Exercise inputs =
......
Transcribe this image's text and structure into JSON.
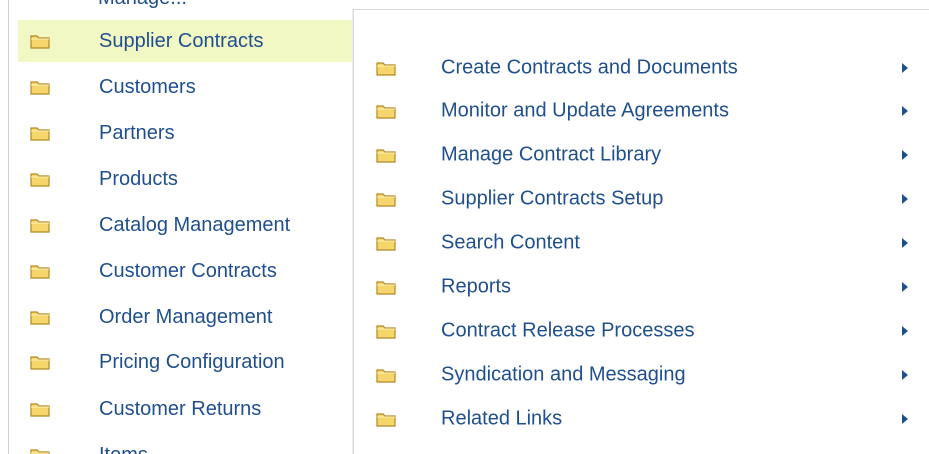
{
  "left_menu": {
    "cut_top_label": "Manage...",
    "items": [
      {
        "label": "Supplier Contracts",
        "selected": true
      },
      {
        "label": "Customers",
        "selected": false
      },
      {
        "label": "Partners",
        "selected": false
      },
      {
        "label": "Products",
        "selected": false
      },
      {
        "label": "Catalog Management",
        "selected": false
      },
      {
        "label": "Customer Contracts",
        "selected": false
      },
      {
        "label": "Order Management",
        "selected": false
      },
      {
        "label": "Pricing Configuration",
        "selected": false
      },
      {
        "label": "Customer Returns",
        "selected": false
      },
      {
        "label": "Items",
        "selected": false
      }
    ]
  },
  "flyout": {
    "items": [
      {
        "label": "Create Contracts and Documents"
      },
      {
        "label": "Monitor and Update Agreements"
      },
      {
        "label": "Manage Contract Library"
      },
      {
        "label": "Supplier Contracts Setup"
      },
      {
        "label": "Search Content"
      },
      {
        "label": "Reports"
      },
      {
        "label": "Contract Release Processes"
      },
      {
        "label": "Syndication and Messaging"
      },
      {
        "label": "Related Links"
      }
    ]
  },
  "colors": {
    "link": "#1f4f8f",
    "selected_bg": "#f2f8c4",
    "folder_fill": "#f6d56a",
    "folder_edge": "#b08a24"
  },
  "icons": {
    "folder": "folder-icon",
    "submenu_arrow": "chevron-right-icon"
  }
}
......
What you are asked to do =
Scan the lines above for "Contracts", then copy every one that has it.

Response to the task =
        "label": "Supplier Contracts",
        "label": "Customer Contracts",
        "label": "Create Contracts and Documents"
        "label": "Supplier Contracts Setup"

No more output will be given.